▸ WRITTEN PROBLEM
Extract each line of the records below that contains the word "title".

***** EXTRACTED RECORDS *****

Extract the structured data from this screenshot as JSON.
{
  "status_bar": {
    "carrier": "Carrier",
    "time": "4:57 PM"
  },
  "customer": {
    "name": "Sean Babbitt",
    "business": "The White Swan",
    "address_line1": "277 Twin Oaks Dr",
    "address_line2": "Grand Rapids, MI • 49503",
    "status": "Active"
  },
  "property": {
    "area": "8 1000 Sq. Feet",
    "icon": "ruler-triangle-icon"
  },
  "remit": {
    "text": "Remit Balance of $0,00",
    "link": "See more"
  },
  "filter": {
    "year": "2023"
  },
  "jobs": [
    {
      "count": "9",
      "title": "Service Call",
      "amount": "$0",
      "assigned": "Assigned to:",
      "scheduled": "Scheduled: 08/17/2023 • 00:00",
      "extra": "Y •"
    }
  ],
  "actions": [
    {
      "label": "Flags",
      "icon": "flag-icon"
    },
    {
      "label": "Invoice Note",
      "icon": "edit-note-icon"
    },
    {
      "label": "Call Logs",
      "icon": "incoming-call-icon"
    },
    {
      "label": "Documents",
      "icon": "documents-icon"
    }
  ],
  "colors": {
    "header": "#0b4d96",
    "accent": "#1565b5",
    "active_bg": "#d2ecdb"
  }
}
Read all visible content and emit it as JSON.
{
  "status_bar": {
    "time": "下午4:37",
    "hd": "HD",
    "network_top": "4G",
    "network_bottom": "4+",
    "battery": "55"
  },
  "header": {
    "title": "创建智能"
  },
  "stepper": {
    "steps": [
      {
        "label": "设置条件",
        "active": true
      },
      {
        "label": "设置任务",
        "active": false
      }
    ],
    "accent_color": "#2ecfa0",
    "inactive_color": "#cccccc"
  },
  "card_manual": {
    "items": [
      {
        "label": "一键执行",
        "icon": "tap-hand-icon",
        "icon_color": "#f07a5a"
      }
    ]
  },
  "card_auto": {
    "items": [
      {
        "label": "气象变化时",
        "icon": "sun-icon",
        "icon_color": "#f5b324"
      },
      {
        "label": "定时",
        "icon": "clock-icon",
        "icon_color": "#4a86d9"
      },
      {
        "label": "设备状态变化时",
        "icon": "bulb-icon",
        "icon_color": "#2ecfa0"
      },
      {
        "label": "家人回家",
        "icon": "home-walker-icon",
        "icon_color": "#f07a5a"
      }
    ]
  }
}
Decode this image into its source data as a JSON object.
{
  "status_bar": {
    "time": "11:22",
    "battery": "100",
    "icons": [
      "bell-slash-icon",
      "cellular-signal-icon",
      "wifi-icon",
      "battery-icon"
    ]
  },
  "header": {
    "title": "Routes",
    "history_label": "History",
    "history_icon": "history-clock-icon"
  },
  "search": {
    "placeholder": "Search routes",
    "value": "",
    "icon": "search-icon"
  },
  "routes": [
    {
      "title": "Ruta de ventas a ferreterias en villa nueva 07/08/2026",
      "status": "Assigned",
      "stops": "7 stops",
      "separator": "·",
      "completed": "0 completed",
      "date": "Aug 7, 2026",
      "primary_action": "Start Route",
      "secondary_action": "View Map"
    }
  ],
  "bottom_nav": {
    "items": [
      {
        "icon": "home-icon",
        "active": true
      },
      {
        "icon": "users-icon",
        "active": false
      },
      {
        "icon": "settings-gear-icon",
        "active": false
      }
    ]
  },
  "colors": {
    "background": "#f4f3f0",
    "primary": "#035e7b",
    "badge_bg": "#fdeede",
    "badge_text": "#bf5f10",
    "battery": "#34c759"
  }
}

*****

▸ WRITTEN RESPONSE
      "title": "Service Call",
    "title": "创建智能"
    "title": "Routes",
      "title": "Ruta de ventas a ferreterias en villa nueva 07/08/2026",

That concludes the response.